Collected data entries
-- start --

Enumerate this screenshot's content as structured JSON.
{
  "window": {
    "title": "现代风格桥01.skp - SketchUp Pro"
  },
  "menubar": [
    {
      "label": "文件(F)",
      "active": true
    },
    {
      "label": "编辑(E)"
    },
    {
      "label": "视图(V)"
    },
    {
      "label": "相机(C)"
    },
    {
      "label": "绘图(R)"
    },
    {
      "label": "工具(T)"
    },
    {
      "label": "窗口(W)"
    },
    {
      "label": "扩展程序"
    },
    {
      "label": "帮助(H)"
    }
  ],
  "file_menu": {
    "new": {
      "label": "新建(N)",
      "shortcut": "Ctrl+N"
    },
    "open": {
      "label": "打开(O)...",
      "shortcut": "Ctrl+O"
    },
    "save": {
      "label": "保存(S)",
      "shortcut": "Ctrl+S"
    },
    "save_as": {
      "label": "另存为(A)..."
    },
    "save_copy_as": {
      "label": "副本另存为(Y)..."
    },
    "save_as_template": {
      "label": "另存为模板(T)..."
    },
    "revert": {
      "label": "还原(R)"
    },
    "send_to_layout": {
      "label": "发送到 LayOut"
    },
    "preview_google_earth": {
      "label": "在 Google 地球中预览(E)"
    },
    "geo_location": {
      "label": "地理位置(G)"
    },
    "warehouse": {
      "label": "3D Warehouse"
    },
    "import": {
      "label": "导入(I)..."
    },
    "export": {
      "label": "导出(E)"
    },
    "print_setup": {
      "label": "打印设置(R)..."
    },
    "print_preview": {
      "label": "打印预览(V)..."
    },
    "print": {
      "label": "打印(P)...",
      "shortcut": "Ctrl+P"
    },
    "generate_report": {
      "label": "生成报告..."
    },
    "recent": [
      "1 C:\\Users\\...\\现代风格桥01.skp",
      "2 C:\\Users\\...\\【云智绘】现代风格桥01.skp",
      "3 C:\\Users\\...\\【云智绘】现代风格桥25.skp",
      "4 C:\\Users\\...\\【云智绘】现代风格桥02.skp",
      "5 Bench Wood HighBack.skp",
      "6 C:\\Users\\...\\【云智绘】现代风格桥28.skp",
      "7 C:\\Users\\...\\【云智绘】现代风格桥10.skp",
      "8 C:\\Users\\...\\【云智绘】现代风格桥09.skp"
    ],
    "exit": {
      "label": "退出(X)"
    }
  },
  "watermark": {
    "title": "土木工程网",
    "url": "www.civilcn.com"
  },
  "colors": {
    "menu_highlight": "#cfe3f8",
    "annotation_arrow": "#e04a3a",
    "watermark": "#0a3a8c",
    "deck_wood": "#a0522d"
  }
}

-- end --

*GIVEN EXERCISE*
Write the complete data out, exactly as above.

*OUTPUT*
Enumerate this screenshot's content as structured JSON.
{
  "window": {
    "title": "现代风格桥01.skp - SketchUp Pro"
  },
  "menubar": [
    {
      "label": "文件(F)",
      "active": true
    },
    {
      "label": "编辑(E)"
    },
    {
      "label": "视图(V)"
    },
    {
      "label": "相机(C)"
    },
    {
      "label": "绘图(R)"
    },
    {
      "label": "工具(T)"
    },
    {
      "label": "窗口(W)"
    },
    {
      "label": "扩展程序"
    },
    {
      "label": "帮助(H)"
    }
  ],
  "file_menu": {
    "new": {
      "label": "新建(N)",
      "shortcut": "Ctrl+N"
    },
    "open": {
      "label": "打开(O)...",
      "shortcut": "Ctrl+O"
    },
    "save": {
      "label": "保存(S)",
      "shortcut": "Ctrl+S"
    },
    "save_as": {
      "label": "另存为(A)..."
    },
    "save_copy_as": {
      "label": "副本另存为(Y)..."
    },
    "save_as_template": {
      "label": "另存为模板(T)..."
    },
    "revert": {
      "label": "还原(R)"
    },
    "send_to_layout": {
      "label": "发送到 LayOut"
    },
    "preview_google_earth": {
      "label": "在 Google 地球中预览(E)"
    },
    "geo_location": {
      "label": "地理位置(G)"
    },
    "warehouse": {
      "label": "3D Warehouse"
    },
    "import": {
      "label": "导入(I)..."
    },
    "export": {
      "label": "导出(E)"
    },
    "print_setup": {
      "label": "打印设置(R)..."
    },
    "print_preview": {
      "label": "打印预览(V)..."
    },
    "print": {
      "label": "打印(P)...",
      "shortcut": "Ctrl+P"
    },
    "generate_report": {
      "label": "生成报告..."
    },
    "recent": [
      "1 C:\\Users\\...\\现代风格桥01.skp",
      "2 C:\\Users\\...\\【云智绘】现代风格桥01.skp",
      "3 C:\\Users\\...\\【云智绘】现代风格桥25.skp",
      "4 C:\\Users\\...\\【云智绘】现代风格桥02.skp",
      "5 Bench Wood HighBack.skp",
      "6 C:\\Users\\...\\【云智绘】现代风格桥28.skp",
      "7 C:\\Users\\...\\【云智绘】现代风格桥10.skp",
      "8 C:\\Users\\...\\【云智绘】现代风格桥09.skp"
    ],
    "exit": {
      "label": "退出(X)"
    }
  },
  "watermark": {
    "title": "土木工程网",
    "url": "www.civilcn.com"
  },
  "colors": {
    "menu_highlight": "#cfe3f8",
    "annotation_arrow": "#e04a3a",
    "watermark": "#0a3a8c",
    "deck_wood": "#a0522d"
  }
}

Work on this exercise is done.